Starting at the line that contains "Parse this screenshot: output", copy each line through the end of the listing below. Include both ends and output nothing more.

THE DATA:
<<<<
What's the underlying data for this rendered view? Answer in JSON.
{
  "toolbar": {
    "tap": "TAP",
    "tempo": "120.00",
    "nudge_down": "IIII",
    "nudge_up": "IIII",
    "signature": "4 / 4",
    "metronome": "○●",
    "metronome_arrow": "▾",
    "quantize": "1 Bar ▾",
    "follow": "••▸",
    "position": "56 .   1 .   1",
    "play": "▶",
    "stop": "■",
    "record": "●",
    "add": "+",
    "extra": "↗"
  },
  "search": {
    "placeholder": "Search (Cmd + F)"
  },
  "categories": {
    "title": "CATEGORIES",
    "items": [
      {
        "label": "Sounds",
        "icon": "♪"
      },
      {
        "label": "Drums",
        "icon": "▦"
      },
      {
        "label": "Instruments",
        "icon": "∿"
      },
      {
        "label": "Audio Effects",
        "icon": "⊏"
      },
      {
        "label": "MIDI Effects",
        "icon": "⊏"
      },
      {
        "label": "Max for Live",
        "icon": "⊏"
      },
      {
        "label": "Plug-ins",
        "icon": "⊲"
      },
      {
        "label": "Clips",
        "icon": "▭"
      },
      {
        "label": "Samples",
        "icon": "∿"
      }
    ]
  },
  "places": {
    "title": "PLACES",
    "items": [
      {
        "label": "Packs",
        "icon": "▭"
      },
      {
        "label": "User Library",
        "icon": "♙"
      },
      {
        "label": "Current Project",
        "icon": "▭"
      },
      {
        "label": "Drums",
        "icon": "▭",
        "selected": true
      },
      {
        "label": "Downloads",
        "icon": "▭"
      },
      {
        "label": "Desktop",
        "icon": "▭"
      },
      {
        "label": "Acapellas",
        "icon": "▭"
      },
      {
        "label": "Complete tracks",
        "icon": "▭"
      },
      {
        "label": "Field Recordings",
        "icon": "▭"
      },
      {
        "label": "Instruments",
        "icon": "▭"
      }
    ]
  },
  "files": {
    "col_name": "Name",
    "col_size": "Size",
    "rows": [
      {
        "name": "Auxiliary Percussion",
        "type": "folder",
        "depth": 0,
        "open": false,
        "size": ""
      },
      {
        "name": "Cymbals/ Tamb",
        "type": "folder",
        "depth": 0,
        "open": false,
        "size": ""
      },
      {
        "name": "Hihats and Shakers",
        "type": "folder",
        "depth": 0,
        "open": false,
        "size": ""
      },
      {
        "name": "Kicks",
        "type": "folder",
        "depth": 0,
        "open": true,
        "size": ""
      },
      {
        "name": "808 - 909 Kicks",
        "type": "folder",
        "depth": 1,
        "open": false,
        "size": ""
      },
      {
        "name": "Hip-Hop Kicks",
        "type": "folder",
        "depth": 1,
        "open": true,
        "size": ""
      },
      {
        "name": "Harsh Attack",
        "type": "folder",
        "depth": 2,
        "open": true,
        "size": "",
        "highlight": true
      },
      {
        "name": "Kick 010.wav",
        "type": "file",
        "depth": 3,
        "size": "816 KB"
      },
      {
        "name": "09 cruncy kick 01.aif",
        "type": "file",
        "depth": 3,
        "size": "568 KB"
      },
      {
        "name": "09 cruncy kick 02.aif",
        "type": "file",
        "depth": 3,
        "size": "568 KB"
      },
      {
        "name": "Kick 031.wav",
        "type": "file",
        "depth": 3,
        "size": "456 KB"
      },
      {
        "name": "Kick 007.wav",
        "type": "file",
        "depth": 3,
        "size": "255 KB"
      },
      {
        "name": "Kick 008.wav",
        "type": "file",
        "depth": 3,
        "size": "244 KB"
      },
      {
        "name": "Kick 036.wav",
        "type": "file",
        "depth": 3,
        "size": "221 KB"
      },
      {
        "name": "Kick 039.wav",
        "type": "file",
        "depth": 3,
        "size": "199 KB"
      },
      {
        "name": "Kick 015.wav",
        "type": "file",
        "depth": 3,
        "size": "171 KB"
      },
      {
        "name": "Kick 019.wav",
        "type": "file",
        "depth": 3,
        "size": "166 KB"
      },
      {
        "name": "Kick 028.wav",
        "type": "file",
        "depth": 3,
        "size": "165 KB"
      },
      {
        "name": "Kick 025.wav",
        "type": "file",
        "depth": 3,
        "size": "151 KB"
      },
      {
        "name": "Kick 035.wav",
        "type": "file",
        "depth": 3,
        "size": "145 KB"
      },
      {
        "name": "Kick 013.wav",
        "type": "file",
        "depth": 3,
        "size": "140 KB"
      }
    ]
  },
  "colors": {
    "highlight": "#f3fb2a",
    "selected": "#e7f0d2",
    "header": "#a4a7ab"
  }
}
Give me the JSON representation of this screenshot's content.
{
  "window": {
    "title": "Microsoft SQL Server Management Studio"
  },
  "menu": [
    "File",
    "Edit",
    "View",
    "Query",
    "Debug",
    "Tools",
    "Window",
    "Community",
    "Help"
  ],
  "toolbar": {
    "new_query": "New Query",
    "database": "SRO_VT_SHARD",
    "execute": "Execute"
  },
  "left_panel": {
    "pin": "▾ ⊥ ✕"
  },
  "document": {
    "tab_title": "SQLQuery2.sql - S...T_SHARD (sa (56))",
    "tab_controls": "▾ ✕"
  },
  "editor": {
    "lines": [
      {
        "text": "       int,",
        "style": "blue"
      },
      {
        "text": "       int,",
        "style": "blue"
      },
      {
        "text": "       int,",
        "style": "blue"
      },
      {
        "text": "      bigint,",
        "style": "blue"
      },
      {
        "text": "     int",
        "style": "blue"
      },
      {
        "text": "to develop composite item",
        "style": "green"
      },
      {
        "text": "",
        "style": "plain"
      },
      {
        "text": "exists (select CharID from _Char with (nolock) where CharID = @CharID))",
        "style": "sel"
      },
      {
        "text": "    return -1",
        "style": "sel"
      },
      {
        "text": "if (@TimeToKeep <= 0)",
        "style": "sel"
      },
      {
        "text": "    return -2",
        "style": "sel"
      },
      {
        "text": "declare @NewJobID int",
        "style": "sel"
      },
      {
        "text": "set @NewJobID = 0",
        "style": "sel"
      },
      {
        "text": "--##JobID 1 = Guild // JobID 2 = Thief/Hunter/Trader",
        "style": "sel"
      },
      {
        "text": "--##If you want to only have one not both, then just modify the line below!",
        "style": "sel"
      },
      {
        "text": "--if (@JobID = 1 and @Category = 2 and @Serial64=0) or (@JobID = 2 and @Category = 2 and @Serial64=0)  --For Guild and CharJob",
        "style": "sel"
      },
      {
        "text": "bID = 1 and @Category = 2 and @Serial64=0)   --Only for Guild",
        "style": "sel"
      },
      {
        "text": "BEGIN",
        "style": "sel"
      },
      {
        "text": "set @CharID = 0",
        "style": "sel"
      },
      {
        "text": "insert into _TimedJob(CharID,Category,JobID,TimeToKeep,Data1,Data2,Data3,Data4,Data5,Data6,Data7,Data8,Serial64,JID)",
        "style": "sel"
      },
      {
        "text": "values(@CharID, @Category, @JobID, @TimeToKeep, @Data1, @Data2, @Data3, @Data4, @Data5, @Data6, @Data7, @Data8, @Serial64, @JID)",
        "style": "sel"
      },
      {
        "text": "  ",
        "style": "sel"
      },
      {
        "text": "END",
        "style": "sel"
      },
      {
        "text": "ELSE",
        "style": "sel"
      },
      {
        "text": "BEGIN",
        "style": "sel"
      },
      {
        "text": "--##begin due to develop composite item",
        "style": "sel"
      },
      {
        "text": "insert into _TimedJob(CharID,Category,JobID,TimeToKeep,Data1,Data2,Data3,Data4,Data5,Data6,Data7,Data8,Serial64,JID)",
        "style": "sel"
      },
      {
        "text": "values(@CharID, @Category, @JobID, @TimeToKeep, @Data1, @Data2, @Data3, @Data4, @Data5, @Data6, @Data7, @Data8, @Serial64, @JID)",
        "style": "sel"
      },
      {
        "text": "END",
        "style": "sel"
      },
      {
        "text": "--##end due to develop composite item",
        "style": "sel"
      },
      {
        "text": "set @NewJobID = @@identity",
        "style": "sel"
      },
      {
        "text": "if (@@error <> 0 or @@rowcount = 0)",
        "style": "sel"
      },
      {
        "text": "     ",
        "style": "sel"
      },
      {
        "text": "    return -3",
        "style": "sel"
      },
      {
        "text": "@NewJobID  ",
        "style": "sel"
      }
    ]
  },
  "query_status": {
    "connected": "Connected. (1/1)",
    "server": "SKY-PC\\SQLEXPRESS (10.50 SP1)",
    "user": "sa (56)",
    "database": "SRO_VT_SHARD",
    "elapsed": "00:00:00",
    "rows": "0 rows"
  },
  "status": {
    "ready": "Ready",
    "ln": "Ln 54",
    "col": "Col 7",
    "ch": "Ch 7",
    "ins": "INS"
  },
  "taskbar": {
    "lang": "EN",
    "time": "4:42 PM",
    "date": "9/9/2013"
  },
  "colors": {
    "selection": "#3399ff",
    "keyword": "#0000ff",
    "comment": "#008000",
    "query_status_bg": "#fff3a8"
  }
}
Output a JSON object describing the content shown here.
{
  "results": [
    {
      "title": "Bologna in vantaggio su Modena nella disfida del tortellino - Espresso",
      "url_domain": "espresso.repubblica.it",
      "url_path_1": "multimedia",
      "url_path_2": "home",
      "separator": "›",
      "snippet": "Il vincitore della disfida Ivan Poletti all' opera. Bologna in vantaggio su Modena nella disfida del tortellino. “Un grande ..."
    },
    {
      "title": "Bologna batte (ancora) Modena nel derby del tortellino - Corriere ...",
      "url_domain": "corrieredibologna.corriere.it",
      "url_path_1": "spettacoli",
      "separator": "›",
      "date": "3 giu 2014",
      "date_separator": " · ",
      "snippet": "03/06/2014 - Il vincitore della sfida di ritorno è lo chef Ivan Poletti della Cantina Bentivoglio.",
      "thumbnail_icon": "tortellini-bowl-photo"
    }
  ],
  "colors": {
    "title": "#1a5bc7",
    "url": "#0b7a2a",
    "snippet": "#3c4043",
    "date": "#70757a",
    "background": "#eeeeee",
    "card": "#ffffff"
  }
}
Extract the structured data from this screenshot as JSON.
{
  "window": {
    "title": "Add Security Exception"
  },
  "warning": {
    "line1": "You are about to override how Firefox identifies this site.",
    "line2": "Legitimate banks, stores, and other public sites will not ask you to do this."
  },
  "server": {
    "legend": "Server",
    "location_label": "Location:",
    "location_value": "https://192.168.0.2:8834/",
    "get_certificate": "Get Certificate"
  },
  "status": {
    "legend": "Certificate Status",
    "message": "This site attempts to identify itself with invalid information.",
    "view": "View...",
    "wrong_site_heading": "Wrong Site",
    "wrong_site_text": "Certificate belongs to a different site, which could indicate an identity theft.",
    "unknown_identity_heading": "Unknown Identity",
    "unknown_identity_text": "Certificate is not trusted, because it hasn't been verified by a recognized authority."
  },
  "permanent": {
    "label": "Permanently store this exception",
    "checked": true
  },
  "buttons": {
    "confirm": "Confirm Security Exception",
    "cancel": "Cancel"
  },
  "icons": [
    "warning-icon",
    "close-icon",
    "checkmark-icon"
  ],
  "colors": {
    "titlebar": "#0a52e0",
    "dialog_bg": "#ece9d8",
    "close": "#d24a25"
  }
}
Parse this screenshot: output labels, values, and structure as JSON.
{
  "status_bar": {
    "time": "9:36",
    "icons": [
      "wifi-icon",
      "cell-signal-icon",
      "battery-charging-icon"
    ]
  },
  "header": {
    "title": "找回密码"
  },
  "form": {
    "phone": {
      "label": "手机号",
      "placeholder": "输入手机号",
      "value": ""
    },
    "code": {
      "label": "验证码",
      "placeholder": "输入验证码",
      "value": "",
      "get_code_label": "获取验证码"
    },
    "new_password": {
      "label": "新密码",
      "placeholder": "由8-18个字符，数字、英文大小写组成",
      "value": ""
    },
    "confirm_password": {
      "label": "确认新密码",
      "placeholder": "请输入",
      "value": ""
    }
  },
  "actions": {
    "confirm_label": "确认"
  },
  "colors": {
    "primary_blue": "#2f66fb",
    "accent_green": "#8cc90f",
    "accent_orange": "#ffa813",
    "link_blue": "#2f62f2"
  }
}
>>>>
EXERCISE RESULT:
Parse this screenshot: output labels, values, and structure as JSON.
{
  "status_bar": {
    "time": "9:36",
    "icons": [
      "wifi-icon",
      "cell-signal-icon",
      "battery-charging-icon"
    ]
  },
  "header": {
    "title": "找回密码"
  },
  "form": {
    "phone": {
      "label": "手机号",
      "placeholder": "输入手机号",
      "value": ""
    },
    "code": {
      "label": "验证码",
      "placeholder": "输入验证码",
      "value": "",
      "get_code_label": "获取验证码"
    },
    "new_password": {
      "label": "新密码",
      "placeholder": "由8-18个字符，数字、英文大小写组成",
      "value": ""
    },
    "confirm_password": {
      "label": "确认新密码",
      "placeholder": "请输入",
      "value": ""
    }
  },
  "actions": {
    "confirm_label": "确认"
  },
  "colors": {
    "primary_blue": "#2f66fb",
    "accent_green": "#8cc90f",
    "accent_orange": "#ffa813",
    "link_blue": "#2f62f2"
  }
}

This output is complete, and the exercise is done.